▽

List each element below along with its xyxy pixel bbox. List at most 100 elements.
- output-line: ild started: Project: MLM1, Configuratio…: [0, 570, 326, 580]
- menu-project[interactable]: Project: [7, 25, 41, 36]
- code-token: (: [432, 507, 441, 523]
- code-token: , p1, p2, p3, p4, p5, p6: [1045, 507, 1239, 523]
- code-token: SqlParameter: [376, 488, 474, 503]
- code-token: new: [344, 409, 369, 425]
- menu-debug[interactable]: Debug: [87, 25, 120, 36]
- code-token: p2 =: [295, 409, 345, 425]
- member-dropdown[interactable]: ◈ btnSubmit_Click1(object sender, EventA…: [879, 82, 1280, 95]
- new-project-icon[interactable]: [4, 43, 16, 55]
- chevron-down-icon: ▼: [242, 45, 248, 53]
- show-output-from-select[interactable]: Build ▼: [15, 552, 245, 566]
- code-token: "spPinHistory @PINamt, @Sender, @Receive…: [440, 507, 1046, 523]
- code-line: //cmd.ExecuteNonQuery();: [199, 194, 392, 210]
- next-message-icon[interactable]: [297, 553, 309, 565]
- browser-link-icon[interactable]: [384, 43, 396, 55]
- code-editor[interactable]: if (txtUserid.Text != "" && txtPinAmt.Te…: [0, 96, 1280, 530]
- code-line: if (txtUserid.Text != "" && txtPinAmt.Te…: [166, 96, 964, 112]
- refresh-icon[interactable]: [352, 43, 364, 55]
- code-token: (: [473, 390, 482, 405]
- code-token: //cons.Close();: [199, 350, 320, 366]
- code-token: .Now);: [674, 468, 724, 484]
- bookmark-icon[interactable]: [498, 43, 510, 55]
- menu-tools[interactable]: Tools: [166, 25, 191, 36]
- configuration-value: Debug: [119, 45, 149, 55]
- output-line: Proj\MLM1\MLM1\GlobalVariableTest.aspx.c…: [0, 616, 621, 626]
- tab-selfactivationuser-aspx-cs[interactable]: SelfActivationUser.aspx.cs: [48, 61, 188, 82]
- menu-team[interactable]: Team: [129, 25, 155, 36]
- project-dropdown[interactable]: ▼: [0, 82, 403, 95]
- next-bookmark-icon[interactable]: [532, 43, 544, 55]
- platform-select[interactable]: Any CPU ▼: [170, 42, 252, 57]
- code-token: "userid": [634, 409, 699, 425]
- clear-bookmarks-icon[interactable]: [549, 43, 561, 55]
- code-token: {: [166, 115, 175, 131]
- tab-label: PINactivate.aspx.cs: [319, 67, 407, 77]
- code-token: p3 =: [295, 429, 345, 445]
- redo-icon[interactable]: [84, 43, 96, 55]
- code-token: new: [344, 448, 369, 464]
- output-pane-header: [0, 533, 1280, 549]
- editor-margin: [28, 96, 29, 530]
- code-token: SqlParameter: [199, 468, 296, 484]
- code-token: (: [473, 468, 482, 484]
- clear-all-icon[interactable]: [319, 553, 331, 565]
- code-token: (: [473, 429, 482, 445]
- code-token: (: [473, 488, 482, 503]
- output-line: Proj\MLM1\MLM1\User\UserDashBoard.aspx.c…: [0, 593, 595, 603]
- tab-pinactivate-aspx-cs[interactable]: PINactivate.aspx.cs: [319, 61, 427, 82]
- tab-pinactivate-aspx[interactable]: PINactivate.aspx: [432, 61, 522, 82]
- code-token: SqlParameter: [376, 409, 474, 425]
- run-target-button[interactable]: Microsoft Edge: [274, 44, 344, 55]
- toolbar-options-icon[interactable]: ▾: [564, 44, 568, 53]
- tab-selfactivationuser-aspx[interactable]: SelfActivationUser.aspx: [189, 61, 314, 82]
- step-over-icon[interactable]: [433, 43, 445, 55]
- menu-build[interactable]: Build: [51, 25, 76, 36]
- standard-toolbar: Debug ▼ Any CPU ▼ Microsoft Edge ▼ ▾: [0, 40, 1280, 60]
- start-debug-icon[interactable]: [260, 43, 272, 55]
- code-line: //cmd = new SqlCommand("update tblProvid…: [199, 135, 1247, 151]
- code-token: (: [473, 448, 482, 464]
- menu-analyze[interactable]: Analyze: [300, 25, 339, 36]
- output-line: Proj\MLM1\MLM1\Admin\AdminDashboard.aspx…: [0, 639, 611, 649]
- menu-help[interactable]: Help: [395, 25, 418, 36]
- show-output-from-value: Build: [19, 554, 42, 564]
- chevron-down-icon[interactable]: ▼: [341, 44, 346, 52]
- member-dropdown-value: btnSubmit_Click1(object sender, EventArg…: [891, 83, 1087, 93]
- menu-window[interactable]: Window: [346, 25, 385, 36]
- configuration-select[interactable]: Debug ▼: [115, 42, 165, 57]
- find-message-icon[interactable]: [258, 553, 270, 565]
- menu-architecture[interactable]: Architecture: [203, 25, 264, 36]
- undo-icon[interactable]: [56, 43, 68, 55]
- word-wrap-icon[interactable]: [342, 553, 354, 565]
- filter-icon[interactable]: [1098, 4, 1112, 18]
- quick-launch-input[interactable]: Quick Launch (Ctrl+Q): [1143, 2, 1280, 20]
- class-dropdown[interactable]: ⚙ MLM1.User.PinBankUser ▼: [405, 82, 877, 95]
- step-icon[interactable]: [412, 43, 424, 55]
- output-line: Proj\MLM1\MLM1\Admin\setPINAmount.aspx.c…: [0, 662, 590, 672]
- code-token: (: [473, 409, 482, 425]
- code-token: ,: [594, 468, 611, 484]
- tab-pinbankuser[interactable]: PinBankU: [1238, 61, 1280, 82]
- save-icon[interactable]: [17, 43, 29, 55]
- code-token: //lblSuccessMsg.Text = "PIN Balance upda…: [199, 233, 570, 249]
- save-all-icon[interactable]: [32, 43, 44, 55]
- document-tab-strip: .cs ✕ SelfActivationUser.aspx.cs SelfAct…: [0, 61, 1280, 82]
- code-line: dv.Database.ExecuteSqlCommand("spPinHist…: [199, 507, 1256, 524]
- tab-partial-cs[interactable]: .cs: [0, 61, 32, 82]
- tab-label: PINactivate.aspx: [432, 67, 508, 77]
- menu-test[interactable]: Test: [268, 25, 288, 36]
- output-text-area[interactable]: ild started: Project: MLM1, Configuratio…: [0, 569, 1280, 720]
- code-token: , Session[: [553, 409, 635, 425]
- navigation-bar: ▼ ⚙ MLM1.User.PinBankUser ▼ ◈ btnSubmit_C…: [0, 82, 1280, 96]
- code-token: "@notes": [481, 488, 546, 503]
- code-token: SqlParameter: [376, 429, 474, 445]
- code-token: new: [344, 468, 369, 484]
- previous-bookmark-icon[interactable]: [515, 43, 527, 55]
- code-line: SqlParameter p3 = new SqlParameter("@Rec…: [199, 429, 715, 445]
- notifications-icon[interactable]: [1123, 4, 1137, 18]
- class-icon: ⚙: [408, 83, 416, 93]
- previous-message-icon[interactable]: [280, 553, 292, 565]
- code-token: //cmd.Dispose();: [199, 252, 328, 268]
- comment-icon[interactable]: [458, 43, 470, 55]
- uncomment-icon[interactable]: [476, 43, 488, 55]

△

## Request
Echo the records line for line, from the first line up to and including the line that contains "409, 699, 425]".

## Result of this exercise
List each element below along with its xyxy pixel bbox. List at most 100 elements.
- output-line: ild started: Project: MLM1, Configuratio…: [0, 570, 326, 580]
- menu-project[interactable]: Project: [7, 25, 41, 36]
- code-token: (: [432, 507, 441, 523]
- code-token: , p1, p2, p3, p4, p5, p6: [1045, 507, 1239, 523]
- code-token: SqlParameter: [376, 488, 474, 503]
- code-token: new: [344, 409, 369, 425]
- menu-debug[interactable]: Debug: [87, 25, 120, 36]
- code-token: p2 =: [295, 409, 345, 425]
- member-dropdown[interactable]: ◈ btnSubmit_Click1(object sender, EventA…: [879, 82, 1280, 95]
- new-project-icon[interactable]: [4, 43, 16, 55]
- chevron-down-icon: ▼: [242, 45, 248, 53]
- show-output-from-select[interactable]: Build ▼: [15, 552, 245, 566]
- code-token: "spPinHistory @PINamt, @Sender, @Receive…: [440, 507, 1046, 523]
- code-line: //cmd.ExecuteNonQuery();: [199, 194, 392, 210]
- next-message-icon[interactable]: [297, 553, 309, 565]
- browser-link-icon[interactable]: [384, 43, 396, 55]
- code-editor[interactable]: if (txtUserid.Text != "" && txtPinAmt.Te…: [0, 96, 1280, 530]
- code-line: if (txtUserid.Text != "" && txtPinAmt.Te…: [166, 96, 964, 112]
- refresh-icon[interactable]: [352, 43, 364, 55]
- code-token: (: [473, 390, 482, 405]
- code-token: //cons.Close();: [199, 350, 320, 366]
- code-token: .Now);: [674, 468, 724, 484]
- bookmark-icon[interactable]: [498, 43, 510, 55]
- menu-tools[interactable]: Tools: [166, 25, 191, 36]
- configuration-value: Debug: [119, 45, 149, 55]
- output-line: Proj\MLM1\MLM1\GlobalVariableTest.aspx.c…: [0, 616, 621, 626]
- tab-selfactivationuser-aspx-cs[interactable]: SelfActivationUser.aspx.cs: [48, 61, 188, 82]
- menu-team[interactable]: Team: [129, 25, 155, 36]
- project-dropdown[interactable]: ▼: [0, 82, 403, 95]
- next-bookmark-icon[interactable]: [532, 43, 544, 55]
- platform-select[interactable]: Any CPU ▼: [170, 42, 252, 57]
- code-token: "userid": [634, 409, 699, 425]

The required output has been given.